■ **DIRECTIONS**
State the number of lines in the material below that have "Baseline" in them, without any other text.

Begin PROVIDED DATA

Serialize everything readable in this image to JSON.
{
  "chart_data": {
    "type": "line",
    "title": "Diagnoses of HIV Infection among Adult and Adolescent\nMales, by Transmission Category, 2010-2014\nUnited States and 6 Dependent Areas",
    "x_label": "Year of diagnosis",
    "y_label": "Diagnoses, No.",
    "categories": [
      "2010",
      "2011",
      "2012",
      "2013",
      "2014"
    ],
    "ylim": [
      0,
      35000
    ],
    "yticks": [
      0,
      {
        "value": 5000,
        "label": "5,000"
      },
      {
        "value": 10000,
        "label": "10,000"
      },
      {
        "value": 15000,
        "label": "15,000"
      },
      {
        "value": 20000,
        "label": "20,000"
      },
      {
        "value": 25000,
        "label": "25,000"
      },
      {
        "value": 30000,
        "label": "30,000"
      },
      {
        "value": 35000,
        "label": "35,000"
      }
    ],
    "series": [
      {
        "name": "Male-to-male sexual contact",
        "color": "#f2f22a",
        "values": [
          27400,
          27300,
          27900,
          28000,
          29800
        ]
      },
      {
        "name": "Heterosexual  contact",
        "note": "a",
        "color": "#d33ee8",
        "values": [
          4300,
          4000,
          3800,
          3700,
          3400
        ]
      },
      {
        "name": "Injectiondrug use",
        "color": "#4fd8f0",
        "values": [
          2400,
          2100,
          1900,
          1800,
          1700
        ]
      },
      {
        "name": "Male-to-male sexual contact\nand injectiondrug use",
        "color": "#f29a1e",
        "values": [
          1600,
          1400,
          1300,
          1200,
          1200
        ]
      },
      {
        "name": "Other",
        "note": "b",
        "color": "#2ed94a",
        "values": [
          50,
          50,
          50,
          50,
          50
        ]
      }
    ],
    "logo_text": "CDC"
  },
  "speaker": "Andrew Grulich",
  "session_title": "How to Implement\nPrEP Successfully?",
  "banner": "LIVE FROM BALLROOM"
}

End PROVIDED DATA
Begin PROVIDED DATA

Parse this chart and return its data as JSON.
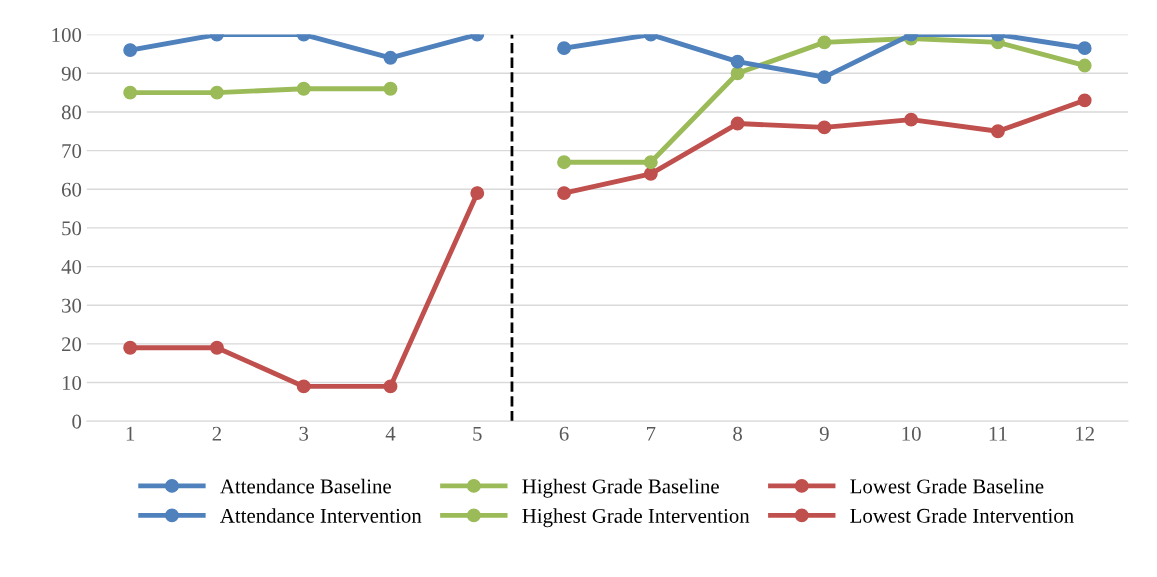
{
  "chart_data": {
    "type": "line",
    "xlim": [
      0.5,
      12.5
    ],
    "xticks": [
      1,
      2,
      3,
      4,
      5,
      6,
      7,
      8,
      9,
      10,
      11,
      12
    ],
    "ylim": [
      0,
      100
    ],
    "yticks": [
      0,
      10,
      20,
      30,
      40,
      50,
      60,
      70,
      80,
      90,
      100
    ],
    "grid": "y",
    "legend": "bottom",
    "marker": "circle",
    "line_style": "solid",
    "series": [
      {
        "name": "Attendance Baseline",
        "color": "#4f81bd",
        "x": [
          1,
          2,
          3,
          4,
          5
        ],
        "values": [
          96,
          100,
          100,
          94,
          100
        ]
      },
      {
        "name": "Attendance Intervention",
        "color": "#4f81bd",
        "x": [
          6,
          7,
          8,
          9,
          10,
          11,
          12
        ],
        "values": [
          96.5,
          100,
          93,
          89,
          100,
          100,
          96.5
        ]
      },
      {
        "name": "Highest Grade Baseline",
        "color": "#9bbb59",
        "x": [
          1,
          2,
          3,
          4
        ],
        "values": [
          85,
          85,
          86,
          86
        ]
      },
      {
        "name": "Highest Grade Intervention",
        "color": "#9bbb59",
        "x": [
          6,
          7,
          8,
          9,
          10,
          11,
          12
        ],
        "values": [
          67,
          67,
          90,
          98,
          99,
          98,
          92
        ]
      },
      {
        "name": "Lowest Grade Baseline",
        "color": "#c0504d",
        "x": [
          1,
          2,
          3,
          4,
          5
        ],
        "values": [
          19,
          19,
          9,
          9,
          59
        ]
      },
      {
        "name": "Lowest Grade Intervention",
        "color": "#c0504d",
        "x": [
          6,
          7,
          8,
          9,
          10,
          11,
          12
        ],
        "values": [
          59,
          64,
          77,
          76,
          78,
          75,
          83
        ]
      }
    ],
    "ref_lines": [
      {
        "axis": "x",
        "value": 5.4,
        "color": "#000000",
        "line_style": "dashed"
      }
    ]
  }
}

End PROVIDED DATA

■ **TASK RESULT**
3